[Dataset items]

────────────────────

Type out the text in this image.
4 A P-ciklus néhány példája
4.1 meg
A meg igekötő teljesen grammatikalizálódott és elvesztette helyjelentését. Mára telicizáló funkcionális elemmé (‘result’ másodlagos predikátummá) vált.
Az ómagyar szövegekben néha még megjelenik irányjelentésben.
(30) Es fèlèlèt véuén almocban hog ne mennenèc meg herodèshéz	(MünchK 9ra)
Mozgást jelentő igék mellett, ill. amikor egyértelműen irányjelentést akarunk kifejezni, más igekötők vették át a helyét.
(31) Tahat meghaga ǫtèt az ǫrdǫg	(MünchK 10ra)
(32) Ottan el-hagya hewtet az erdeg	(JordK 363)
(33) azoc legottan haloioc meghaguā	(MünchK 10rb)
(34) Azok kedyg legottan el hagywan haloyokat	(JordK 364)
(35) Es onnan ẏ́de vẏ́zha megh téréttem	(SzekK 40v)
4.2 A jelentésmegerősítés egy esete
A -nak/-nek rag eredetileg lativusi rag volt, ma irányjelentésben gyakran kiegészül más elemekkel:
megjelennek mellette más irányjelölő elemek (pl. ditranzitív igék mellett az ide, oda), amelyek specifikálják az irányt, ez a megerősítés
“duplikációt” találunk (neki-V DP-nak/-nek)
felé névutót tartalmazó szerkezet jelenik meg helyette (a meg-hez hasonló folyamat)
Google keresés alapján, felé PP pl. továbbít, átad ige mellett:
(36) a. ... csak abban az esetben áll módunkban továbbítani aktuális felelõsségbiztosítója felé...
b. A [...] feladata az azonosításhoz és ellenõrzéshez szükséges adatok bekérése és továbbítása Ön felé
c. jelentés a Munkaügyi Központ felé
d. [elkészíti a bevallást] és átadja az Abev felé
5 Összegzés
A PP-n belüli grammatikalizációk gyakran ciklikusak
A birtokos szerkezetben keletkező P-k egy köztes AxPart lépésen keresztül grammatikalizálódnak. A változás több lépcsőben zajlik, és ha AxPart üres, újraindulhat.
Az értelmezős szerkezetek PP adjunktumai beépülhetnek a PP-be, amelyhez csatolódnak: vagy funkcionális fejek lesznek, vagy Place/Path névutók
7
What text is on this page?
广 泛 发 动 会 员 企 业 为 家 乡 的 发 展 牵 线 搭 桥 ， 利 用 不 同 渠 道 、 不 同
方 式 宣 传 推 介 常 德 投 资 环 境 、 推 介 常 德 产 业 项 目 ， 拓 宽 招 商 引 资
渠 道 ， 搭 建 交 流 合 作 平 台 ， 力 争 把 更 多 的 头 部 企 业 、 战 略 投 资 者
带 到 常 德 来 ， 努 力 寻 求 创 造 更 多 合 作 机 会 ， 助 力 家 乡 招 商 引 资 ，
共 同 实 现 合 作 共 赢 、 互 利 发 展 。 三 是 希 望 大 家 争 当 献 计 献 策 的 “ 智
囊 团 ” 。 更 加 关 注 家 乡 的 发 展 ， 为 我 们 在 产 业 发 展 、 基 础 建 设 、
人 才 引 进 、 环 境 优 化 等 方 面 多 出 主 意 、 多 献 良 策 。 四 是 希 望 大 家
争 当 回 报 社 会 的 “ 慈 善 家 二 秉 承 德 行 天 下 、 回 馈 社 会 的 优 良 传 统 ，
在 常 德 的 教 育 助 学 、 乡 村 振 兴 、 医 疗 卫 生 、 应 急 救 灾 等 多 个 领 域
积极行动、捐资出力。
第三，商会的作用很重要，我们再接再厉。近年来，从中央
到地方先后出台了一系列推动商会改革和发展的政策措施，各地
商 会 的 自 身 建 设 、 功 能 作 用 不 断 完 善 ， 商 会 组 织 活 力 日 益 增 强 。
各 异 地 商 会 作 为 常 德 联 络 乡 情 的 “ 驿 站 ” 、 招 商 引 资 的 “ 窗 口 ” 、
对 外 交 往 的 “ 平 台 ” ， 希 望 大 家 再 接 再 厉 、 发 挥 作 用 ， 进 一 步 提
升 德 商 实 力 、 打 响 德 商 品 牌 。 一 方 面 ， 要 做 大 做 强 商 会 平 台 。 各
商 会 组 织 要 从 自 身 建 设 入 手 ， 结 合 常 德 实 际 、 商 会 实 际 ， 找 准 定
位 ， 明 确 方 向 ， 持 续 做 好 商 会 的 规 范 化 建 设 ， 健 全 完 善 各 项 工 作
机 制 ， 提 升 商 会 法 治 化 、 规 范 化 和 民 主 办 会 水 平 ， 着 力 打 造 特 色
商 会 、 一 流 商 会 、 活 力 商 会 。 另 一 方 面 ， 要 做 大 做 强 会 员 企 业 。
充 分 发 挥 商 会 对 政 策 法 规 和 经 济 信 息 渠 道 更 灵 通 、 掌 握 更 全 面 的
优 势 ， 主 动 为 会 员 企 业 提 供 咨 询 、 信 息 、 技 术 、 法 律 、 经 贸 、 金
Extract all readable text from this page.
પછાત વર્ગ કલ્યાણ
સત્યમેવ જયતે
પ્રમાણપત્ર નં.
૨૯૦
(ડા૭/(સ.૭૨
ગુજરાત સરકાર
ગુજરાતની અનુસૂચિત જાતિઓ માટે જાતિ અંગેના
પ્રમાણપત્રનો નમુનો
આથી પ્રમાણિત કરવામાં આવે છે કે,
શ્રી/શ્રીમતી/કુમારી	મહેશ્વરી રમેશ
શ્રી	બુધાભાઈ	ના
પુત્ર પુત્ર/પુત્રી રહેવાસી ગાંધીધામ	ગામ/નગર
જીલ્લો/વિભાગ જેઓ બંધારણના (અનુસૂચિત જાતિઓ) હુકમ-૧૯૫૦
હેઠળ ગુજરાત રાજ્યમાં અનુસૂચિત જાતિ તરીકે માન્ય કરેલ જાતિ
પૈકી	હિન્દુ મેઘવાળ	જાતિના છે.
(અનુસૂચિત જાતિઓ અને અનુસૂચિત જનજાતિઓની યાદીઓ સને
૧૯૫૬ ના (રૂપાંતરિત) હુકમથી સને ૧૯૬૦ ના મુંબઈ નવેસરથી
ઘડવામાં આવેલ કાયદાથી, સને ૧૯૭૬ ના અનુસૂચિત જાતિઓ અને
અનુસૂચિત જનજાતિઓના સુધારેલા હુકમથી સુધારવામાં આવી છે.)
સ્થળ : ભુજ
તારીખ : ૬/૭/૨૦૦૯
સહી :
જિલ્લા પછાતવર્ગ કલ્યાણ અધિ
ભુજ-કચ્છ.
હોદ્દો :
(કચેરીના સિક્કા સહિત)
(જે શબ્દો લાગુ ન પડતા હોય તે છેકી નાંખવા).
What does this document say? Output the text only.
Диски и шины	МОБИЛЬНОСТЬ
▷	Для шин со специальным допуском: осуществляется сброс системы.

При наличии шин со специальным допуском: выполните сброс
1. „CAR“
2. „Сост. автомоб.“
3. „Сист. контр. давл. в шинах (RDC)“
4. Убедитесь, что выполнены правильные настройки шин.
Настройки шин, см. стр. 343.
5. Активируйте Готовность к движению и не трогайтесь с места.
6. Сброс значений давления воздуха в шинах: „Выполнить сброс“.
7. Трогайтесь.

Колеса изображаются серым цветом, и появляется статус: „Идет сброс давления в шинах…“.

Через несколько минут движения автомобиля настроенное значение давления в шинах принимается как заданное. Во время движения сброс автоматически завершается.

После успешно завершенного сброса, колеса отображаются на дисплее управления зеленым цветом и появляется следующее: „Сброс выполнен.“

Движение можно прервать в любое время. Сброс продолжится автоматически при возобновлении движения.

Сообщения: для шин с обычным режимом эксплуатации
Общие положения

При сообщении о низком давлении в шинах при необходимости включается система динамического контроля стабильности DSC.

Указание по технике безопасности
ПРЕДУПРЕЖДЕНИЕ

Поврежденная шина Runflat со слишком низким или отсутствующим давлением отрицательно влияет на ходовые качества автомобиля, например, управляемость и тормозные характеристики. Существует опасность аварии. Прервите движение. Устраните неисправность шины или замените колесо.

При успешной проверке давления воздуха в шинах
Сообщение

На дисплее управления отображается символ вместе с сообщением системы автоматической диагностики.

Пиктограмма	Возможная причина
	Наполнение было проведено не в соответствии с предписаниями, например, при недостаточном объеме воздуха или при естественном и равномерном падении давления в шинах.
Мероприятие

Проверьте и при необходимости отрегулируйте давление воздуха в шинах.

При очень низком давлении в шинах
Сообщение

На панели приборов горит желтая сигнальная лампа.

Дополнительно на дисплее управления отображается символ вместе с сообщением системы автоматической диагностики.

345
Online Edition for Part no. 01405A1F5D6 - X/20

────────────────────

Directions for this task ▸ Find the number of lines in which the word "What" occurs, and write nothing but that number.

Exercise output ▸ 2